Figure collection entries
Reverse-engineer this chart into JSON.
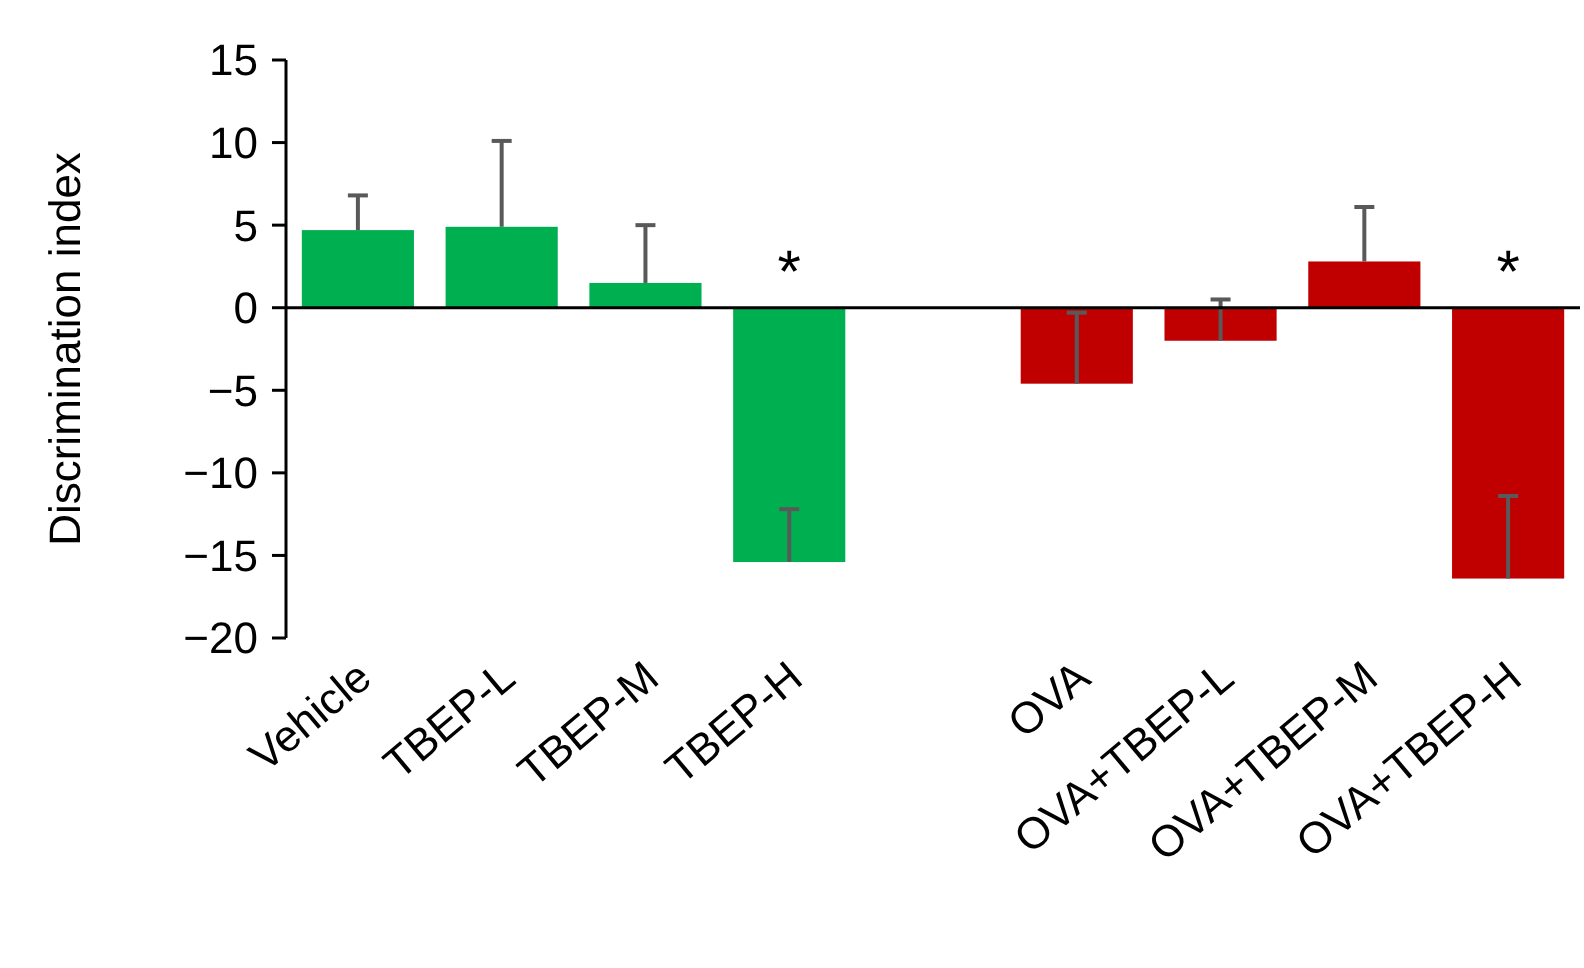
{
  "chart_data": {
    "type": "bar",
    "ylabel": "Discrimination index",
    "categories": [
      "Vehicle",
      "TBEP-L",
      "TBEP-M",
      "TBEP-H",
      null,
      "OVA",
      "OVA+TBEP-L",
      "OVA+TBEP-M",
      "OVA+TBEP-H"
    ],
    "values": [
      4.7,
      4.9,
      1.5,
      -15.4,
      null,
      -4.6,
      -2.0,
      2.8,
      -16.4
    ],
    "errors": [
      [
        4.7,
        6.8
      ],
      [
        4.9,
        10.1
      ],
      [
        1.5,
        5.0
      ],
      [
        -15.4,
        -12.2
      ],
      null,
      [
        -4.6,
        -0.3
      ],
      [
        -2.0,
        0.5
      ],
      [
        2.8,
        6.1
      ],
      [
        -16.4,
        -11.4
      ]
    ],
    "colors": [
      "#00b050",
      "#00b050",
      "#00b050",
      "#00b050",
      null,
      "#c00000",
      "#c00000",
      "#c00000",
      "#c00000"
    ],
    "ylim": [
      -20,
      15
    ],
    "yticks": [
      {
        "value": -20,
        "label": "−20"
      },
      {
        "value": -15,
        "label": "−15"
      },
      {
        "value": -10,
        "label": "−10"
      },
      {
        "value": -5,
        "label": "−5"
      },
      0,
      5,
      10,
      15
    ],
    "annotations": [
      "*",
      "*"
    ]
  }
}
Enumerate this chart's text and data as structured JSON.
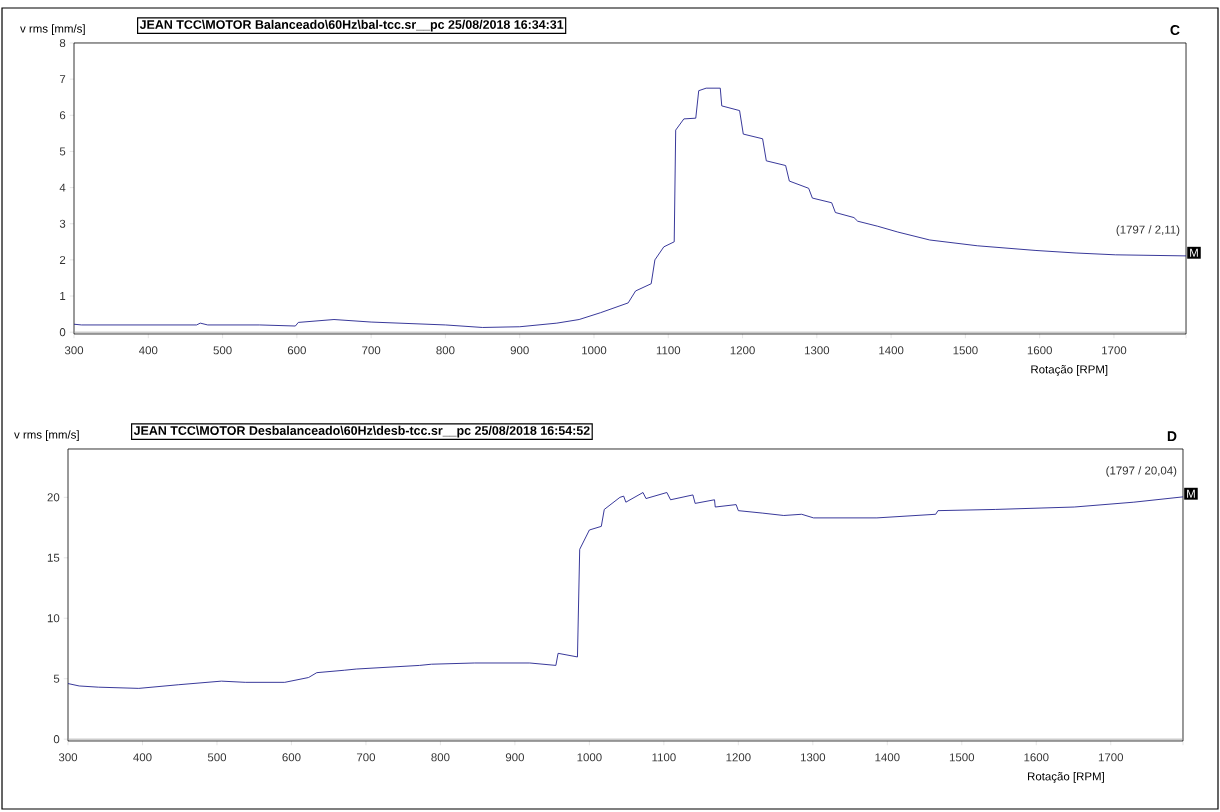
{
  "chart_data": [
    {
      "type": "line",
      "title": "JEAN TCC\\MOTOR Balanceado\\60Hz\\bal-tcc.sr__pc 25/08/2018 16:34:31",
      "ylabel": "v rms [mm/s]",
      "xlabel": "Rotação  [RPM]",
      "annotations": [
        "C",
        "(1797 / 2,11)",
        {
          "text": "M",
          "x": 1797,
          "y": 2.11
        }
      ],
      "x": [
        300,
        310,
        400,
        465,
        470,
        480,
        550,
        598,
        602,
        650,
        700,
        800,
        850,
        900,
        950,
        980,
        1009,
        1046,
        1056,
        1077,
        1082,
        1094,
        1108,
        1110,
        1121,
        1137,
        1141,
        1151,
        1170,
        1172,
        1196,
        1201,
        1227,
        1232,
        1258,
        1263,
        1289,
        1294,
        1320,
        1325,
        1350,
        1355,
        1382,
        1409,
        1452,
        1516,
        1595,
        1649,
        1702,
        1797
      ],
      "values": [
        0.22,
        0.2,
        0.2,
        0.2,
        0.25,
        0.2,
        0.2,
        0.17,
        0.27,
        0.35,
        0.28,
        0.2,
        0.13,
        0.15,
        0.25,
        0.35,
        0.54,
        0.81,
        1.14,
        1.34,
        2.0,
        2.36,
        2.5,
        5.59,
        5.9,
        5.92,
        6.68,
        6.75,
        6.75,
        6.26,
        6.13,
        5.48,
        5.35,
        4.74,
        4.61,
        4.18,
        3.98,
        3.71,
        3.58,
        3.31,
        3.17,
        3.07,
        2.93,
        2.77,
        2.55,
        2.39,
        2.26,
        2.19,
        2.14,
        2.11
      ],
      "color": "#23238e",
      "marker": "none",
      "xlim": [
        300,
        1797
      ],
      "ylim": [
        -0.05,
        8
      ],
      "xticks": [
        300,
        400,
        500,
        600,
        700,
        800,
        900,
        1000,
        1100,
        1200,
        1300,
        1400,
        1500,
        1600,
        1700,
        {
          "value": 1797,
          "label": null
        }
      ],
      "yticks": [
        0,
        1,
        2,
        3,
        4,
        5,
        6,
        7,
        8
      ],
      "ref_lines": [
        {
          "axis": "y",
          "value": 0,
          "color": "#a0a0a0"
        }
      ]
    },
    {
      "type": "line",
      "title": "JEAN TCC\\MOTOR Desbalanceado\\60Hz\\desb-tcc.sr__pc 25/08/2018 16:54:52",
      "ylabel": "v rms [mm/s]",
      "xlabel": "Rotação  [RPM]",
      "annotations": [
        "D",
        "(1797 / 20,04)",
        {
          "text": "M",
          "x": 1797,
          "y": 20.04
        }
      ],
      "x": [
        300,
        315,
        341,
        395,
        448,
        506,
        538,
        591,
        623,
        634,
        671,
        687,
        772,
        788,
        846,
        920,
        955,
        958,
        984,
        987,
        1000,
        1016,
        1020,
        1041,
        1046,
        1049,
        1072,
        1076,
        1104,
        1109,
        1139,
        1142,
        1168,
        1169,
        1197,
        1200,
        1232,
        1261,
        1285,
        1301,
        1386,
        1465,
        1468,
        1545,
        1651,
        1731,
        1797
      ],
      "values": [
        4.6,
        4.4,
        4.3,
        4.2,
        4.5,
        4.8,
        4.7,
        4.7,
        5.1,
        5.5,
        5.7,
        5.8,
        6.1,
        6.2,
        6.3,
        6.3,
        6.1,
        7.1,
        6.8,
        15.7,
        17.3,
        17.6,
        19.0,
        20.0,
        20.1,
        19.6,
        20.4,
        19.9,
        20.4,
        19.8,
        20.2,
        19.5,
        19.8,
        19.2,
        19.4,
        18.9,
        18.7,
        18.5,
        18.6,
        18.3,
        18.3,
        18.6,
        18.9,
        19.0,
        19.2,
        19.6,
        20.04
      ],
      "color": "#23238e",
      "marker": "none",
      "xlim": [
        300,
        1797
      ],
      "ylim": [
        -0.15,
        24
      ],
      "xticks": [
        300,
        400,
        500,
        600,
        700,
        800,
        900,
        1000,
        1100,
        1200,
        1300,
        1400,
        1500,
        1600,
        1700,
        {
          "value": 1797,
          "label": null
        }
      ],
      "yticks": [
        0,
        5,
        10,
        15,
        20
      ],
      "ref_lines": [
        {
          "axis": "y",
          "value": 0,
          "color": "#a0a0a0"
        }
      ]
    }
  ]
}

-- STATED GOAL --
Leave the pictures out and reproduce all of the records exactly.

-- THE REPLY --
Reverse-engineer this chart into JSON.
{
  "chart_data": {
    "type": "bar",
    "ylabel": "Discrimination index",
    "categories": [
      "Vehicle",
      "TBEP-L",
      "TBEP-M",
      "TBEP-H",
      null,
      "OVA",
      "OVA+TBEP-L",
      "OVA+TBEP-M",
      "OVA+TBEP-H"
    ],
    "values": [
      4.7,
      4.9,
      1.5,
      -15.4,
      null,
      -4.6,
      -2.0,
      2.8,
      -16.4
    ],
    "errors": [
      [
        4.7,
        6.8
      ],
      [
        4.9,
        10.1
      ],
      [
        1.5,
        5.0
      ],
      [
        -15.4,
        -12.2
      ],
      null,
      [
        -4.6,
        -0.3
      ],
      [
        -2.0,
        0.5
      ],
      [
        2.8,
        6.1
      ],
      [
        -16.4,
        -11.4
      ]
    ],
    "colors": [
      "#00b050",
      "#00b050",
      "#00b050",
      "#00b050",
      null,
      "#c00000",
      "#c00000",
      "#c00000",
      "#c00000"
    ],
    "ylim": [
      -20,
      15
    ],
    "yticks": [
      {
        "value": -20,
        "label": "−20"
      },
      {
        "value": -15,
        "label": "−15"
      },
      {
        "value": -10,
        "label": "−10"
      },
      {
        "value": -5,
        "label": "−5"
      },
      0,
      5,
      10,
      15
    ],
    "annotations": [
      "*",
      "*"
    ]
  }
}
Enumerate this chart's text and data as structured JSON.
{
  "chart_data": [
    {
      "type": "line",
      "title": "JEAN TCC\\MOTOR Balanceado\\60Hz\\bal-tcc.sr__pc 25/08/2018 16:34:31",
      "ylabel": "v rms [mm/s]",
      "xlabel": "Rotação  [RPM]",
      "annotations": [
        "C",
        "(1797 / 2,11)",
        {
          "text": "M",
          "x": 1797,
          "y": 2.11
        }
      ],
      "x": [
        300,
        310,
        400,
        465,
        470,
        480,
        550,
        598,
        602,
        650,
        700,
        800,
        850,
        900,
        950,
        980,
        1009,
        1046,
        1056,
        1077,
        1082,
        1094,
        1108,
        1110,
        1121,
        1137,
        1141,
        1151,
        1170,
        1172,
        1196,
        1201,
        1227,
        1232,
        1258,
        1263,
        1289,
        1294,
        1320,
        1325,
        1350,
        1355,
        1382,
        1409,
        1452,
        1516,
        1595,
        1649,
        1702,
        1797
      ],
      "values": [
        0.22,
        0.2,
        0.2,
        0.2,
        0.25,
        0.2,
        0.2,
        0.17,
        0.27,
        0.35,
        0.28,
        0.2,
        0.13,
        0.15,
        0.25,
        0.35,
        0.54,
        0.81,
        1.14,
        1.34,
        2.0,
        2.36,
        2.5,
        5.59,
        5.9,
        5.92,
        6.68,
        6.75,
        6.75,
        6.26,
        6.13,
        5.48,
        5.35,
        4.74,
        4.61,
        4.18,
        3.98,
        3.71,
        3.58,
        3.31,
        3.17,
        3.07,
        2.93,
        2.77,
        2.55,
        2.39,
        2.26,
        2.19,
        2.14,
        2.11
      ],
      "color": "#23238e",
      "marker": "none",
      "xlim": [
        300,
        1797
      ],
      "ylim": [
        -0.05,
        8
      ],
      "xticks": [
        300,
        400,
        500,
        600,
        700,
        800,
        900,
        1000,
        1100,
        1200,
        1300,
        1400,
        1500,
        1600,
        1700,
        {
          "value": 1797,
          "label": null
        }
      ],
      "yticks": [
        0,
        1,
        2,
        3,
        4,
        5,
        6,
        7,
        8
      ],
      "ref_lines": [
        {
          "axis": "y",
          "value": 0,
          "color": "#a0a0a0"
        }
      ]
    },
    {
      "type": "line",
      "title": "JEAN TCC\\MOTOR Desbalanceado\\60Hz\\desb-tcc.sr__pc 25/08/2018 16:54:52",
      "ylabel": "v rms [mm/s]",
      "xlabel": "Rotação  [RPM]",
      "annotations": [
        "D",
        "(1797 / 20,04)",
        {
          "text": "M",
          "x": 1797,
          "y": 20.04
        }
      ],
      "x": [
        300,
        315,
        341,
        395,
        448,
        506,
        538,
        591,
        623,
        634,
        671,
        687,
        772,
        788,
        846,
        920,
        955,
        958,
        984,
        987,
        1000,
        1016,
        1020,
        1041,
        1046,
        1049,
        1072,
        1076,
        1104,
        1109,
        1139,
        1142,
        1168,
        1169,
        1197,
        1200,
        1232,
        1261,
        1285,
        1301,
        1386,
        1465,
        1468,
        1545,
        1651,
        1731,
        1797
      ],
      "values": [
        4.6,
        4.4,
        4.3,
        4.2,
        4.5,
        4.8,
        4.7,
        4.7,
        5.1,
        5.5,
        5.7,
        5.8,
        6.1,
        6.2,
        6.3,
        6.3,
        6.1,
        7.1,
        6.8,
        15.7,
        17.3,
        17.6,
        19.0,
        20.0,
        20.1,
        19.6,
        20.4,
        19.9,
        20.4,
        19.8,
        20.2,
        19.5,
        19.8,
        19.2,
        19.4,
        18.9,
        18.7,
        18.5,
        18.6,
        18.3,
        18.3,
        18.6,
        18.9,
        19.0,
        19.2,
        19.6,
        20.04
      ],
      "color": "#23238e",
      "marker": "none",
      "xlim": [
        300,
        1797
      ],
      "ylim": [
        -0.15,
        24
      ],
      "xticks": [
        300,
        400,
        500,
        600,
        700,
        800,
        900,
        1000,
        1100,
        1200,
        1300,
        1400,
        1500,
        1600,
        1700,
        {
          "value": 1797,
          "label": null
        }
      ],
      "yticks": [
        0,
        5,
        10,
        15,
        20
      ],
      "ref_lines": [
        {
          "axis": "y",
          "value": 0,
          "color": "#a0a0a0"
        }
      ]
    }
  ]
}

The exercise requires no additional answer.